═════ DATA LISTING
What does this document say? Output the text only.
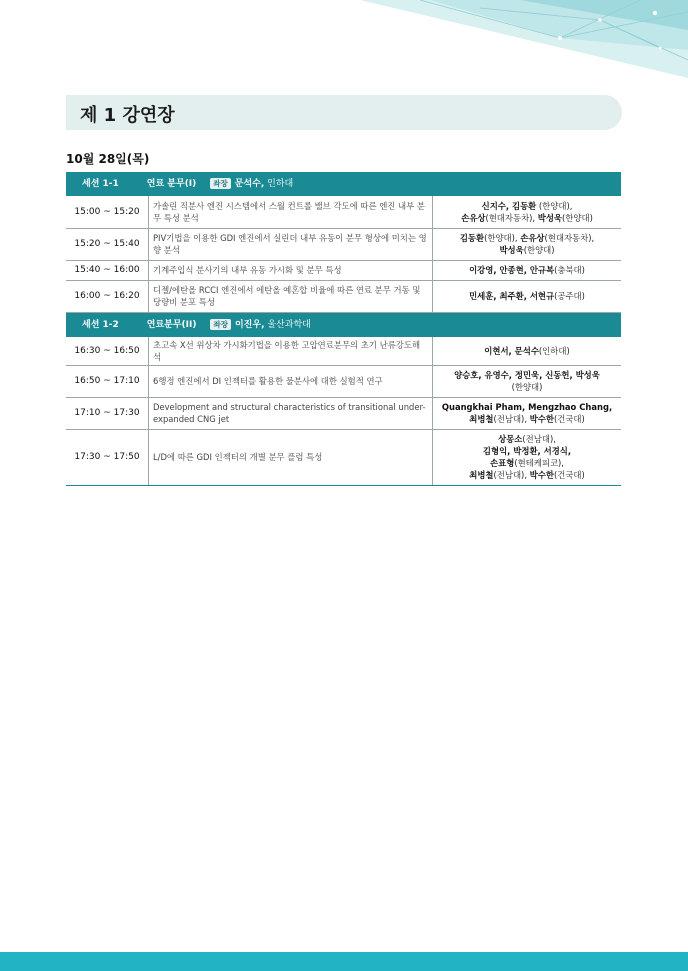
제 1 강연장
10월 28일(목)
세션 1-1 연료 분무(I) 좌장 문석수, 인하대		
15:00 ~ 15:20	가솔린 직분사 엔진 시스템에서 스월 컨트롤 밸브 각도에 따른 엔진 내부 분무 특성 분석	신지수, 김동환 (한양대),
손유상(현대자동차), 박성욱(한양대)
15:20 ~ 15:40	PIV기법을 이용한 GDI 엔진에서 실린더 내부 유동이 분무 형상에 미치는 영향 분석	김동환(한양대), 손유상(현대자동차),
박성욱(한양대)
15:40 ~ 16:00	기계주입식 분사기의 내부 유동 가시화 및 분무 특성	이강영, 안종현, 안규복(충북대)
16:00 ~ 16:20	디젤/에탄올 RCCI 엔진에서 에탄올 예혼합 비율에 따른 연료 분무 거동 및 당량비 분포 특성	민세훈, 최주환, 서현규(공주대)
세션 1-2 연료분무(II) 좌장 이진우, 울산과학대		
16:30 ~ 16:50	초고속 X선 위상차 가시화기법을 이용한 고압연료분무의 초기 난류강도해석	이현서, 문석수(인하대)
16:50 ~ 17:10	6행정 엔진에서 DI 인젝터를 활용한 물분사에 대한 실험적 연구	양승호, 유영수, 정민욱, 신동헌, 박성욱
(한양대)
17:10 ~ 17:30	Development and structural characteristics of transitional under-expanded CNG jet	Quangkhai Pham, Mengzhao Chang,
최병철(전남대), 박수한(건국대)
17:30 ~ 17:50	L/D에 따른 GDI 인젝터의 개별 분무 플럼 특성	상몽소(전남대),
김형익, 박정환, 서경식,
손표형(현테케피코),
최병철(전남대), 박수한(건국대)
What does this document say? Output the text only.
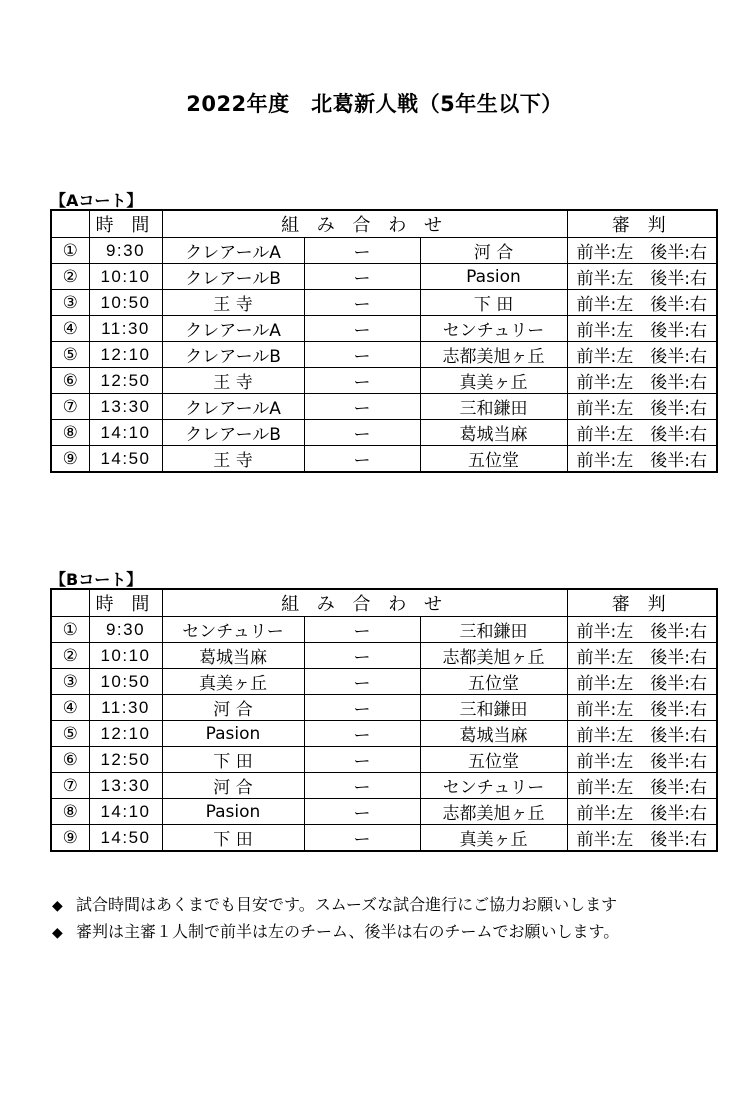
2022年度　北葛新人戦（5年生以下）
【Aコート】
	時 間	組 み 合 わ せ			審 判
①	9:30	クレアールA	ー	河 合	前半:左　後半:右
②	10:10	クレアールB	ー	Pasion	前半:左　後半:右
③	10:50	王 寺	ー	下 田	前半:左　後半:右
④	11:30	クレアールA	ー	センチュリー	前半:左　後半:右
⑤	12:10	クレアールB	ー	志都美旭ヶ丘	前半:左　後半:右
⑥	12:50	王 寺	ー	真美ヶ丘	前半:左　後半:右
⑦	13:30	クレアールA	ー	三和鎌田	前半:左　後半:右
⑧	14:10	クレアールB	ー	葛城当麻	前半:左　後半:右
⑨	14:50	王 寺	ー	五位堂	前半:左　後半:右
【Bコート】
	時 間	組 み 合 わ せ			審 判
①	9:30	センチュリー	ー	三和鎌田	前半:左　後半:右
②	10:10	葛城当麻	ー	志都美旭ヶ丘	前半:左　後半:右
③	10:50	真美ヶ丘	ー	五位堂	前半:左　後半:右
④	11:30	河 合	ー	三和鎌田	前半:左　後半:右
⑤	12:10	Pasion	ー	葛城当麻	前半:左　後半:右
⑥	12:50	下 田	ー	五位堂	前半:左　後半:右
⑦	13:30	河 合	ー	センチュリー	前半:左　後半:右
⑧	14:10	Pasion	ー	志都美旭ヶ丘	前半:左　後半:右
⑨	14:50	下 田	ー	真美ヶ丘	前半:左　後半:右
◆ 試合時間はあくまでも目安です。スムーズな試合進行にご協力お願いします
◆ 審判は主審１人制で前半は左のチーム、後半は右のチームでお願いします。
══════════
> WRITTEN PROBLEM:
Leave the pictures out and print the records above exactly as they stand.

> SOLUTION FOR THIS PROBLEM:
What does this document say? Output the text only.
제 1 강연장
10월 28일(목)
세션 1-1 연료 분무(I) 좌장 문석수, 인하대		
15:00 ~ 15:20	가솔린 직분사 엔진 시스템에서 스월 컨트롤 밸브 각도에 따른 엔진 내부 분무 특성 분석	신지수, 김동환 (한양대),
손유상(현대자동차), 박성욱(한양대)
15:20 ~ 15:40	PIV기법을 이용한 GDI 엔진에서 실린더 내부 유동이 분무 형상에 미치는 영향 분석	김동환(한양대), 손유상(현대자동차),
박성욱(한양대)
15:40 ~ 16:00	기계주입식 분사기의 내부 유동 가시화 및 분무 특성	이강영, 안종현, 안규복(충북대)
16:00 ~ 16:20	디젤/에탄올 RCCI 엔진에서 에탄올 예혼합 비율에 따른 연료 분무 거동 및 당량비 분포 특성	민세훈, 최주환, 서현규(공주대)
세션 1-2 연료분무(II) 좌장 이진우, 울산과학대		
16:30 ~ 16:50	초고속 X선 위상차 가시화기법을 이용한 고압연료분무의 초기 난류강도해석	이현서, 문석수(인하대)
16:50 ~ 17:10	6행정 엔진에서 DI 인젝터를 활용한 물분사에 대한 실험적 연구	양승호, 유영수, 정민욱, 신동헌, 박성욱
(한양대)
17:10 ~ 17:30	Development and structural characteristics of transitional under-expanded CNG jet	Quangkhai Pham, Mengzhao Chang,
최병철(전남대), 박수한(건국대)
17:30 ~ 17:50	L/D에 따른 GDI 인젝터의 개별 분무 플럼 특성	상몽소(전남대),
김형익, 박정환, 서경식,
손표형(현테케피코),
최병철(전남대), 박수한(건국대)
What does this document say? Output the text only.
2022年度　北葛新人戦（5年生以下）
【Aコート】
	時 間	組 み 合 わ せ			審 判
①	9:30	クレアールA	ー	河 合	前半:左　後半:右
②	10:10	クレアールB	ー	Pasion	前半:左　後半:右
③	10:50	王 寺	ー	下 田	前半:左　後半:右
④	11:30	クレアールA	ー	センチュリー	前半:左　後半:右
⑤	12:10	クレアールB	ー	志都美旭ヶ丘	前半:左　後半:右
⑥	12:50	王 寺	ー	真美ヶ丘	前半:左　後半:右
⑦	13:30	クレアールA	ー	三和鎌田	前半:左　後半:右
⑧	14:10	クレアールB	ー	葛城当麻	前半:左　後半:右
⑨	14:50	王 寺	ー	五位堂	前半:左　後半:右
【Bコート】
	時 間	組 み 合 わ せ			審 判
①	9:30	センチュリー	ー	三和鎌田	前半:左　後半:右
②	10:10	葛城当麻	ー	志都美旭ヶ丘	前半:左　後半:右
③	10:50	真美ヶ丘	ー	五位堂	前半:左　後半:右
④	11:30	河 合	ー	三和鎌田	前半:左　後半:右
⑤	12:10	Pasion	ー	葛城当麻	前半:左　後半:右
⑥	12:50	下 田	ー	五位堂	前半:左　後半:右
⑦	13:30	河 合	ー	センチュリー	前半:左　後半:右
⑧	14:10	Pasion	ー	志都美旭ヶ丘	前半:左　後半:右
⑨	14:50	下 田	ー	真美ヶ丘	前半:左　後半:右
◆ 試合時間はあくまでも目安です。スムーズな試合進行にご協力お願いします
◆ 審判は主審１人制で前半は左のチーム、後半は右のチームでお願いします。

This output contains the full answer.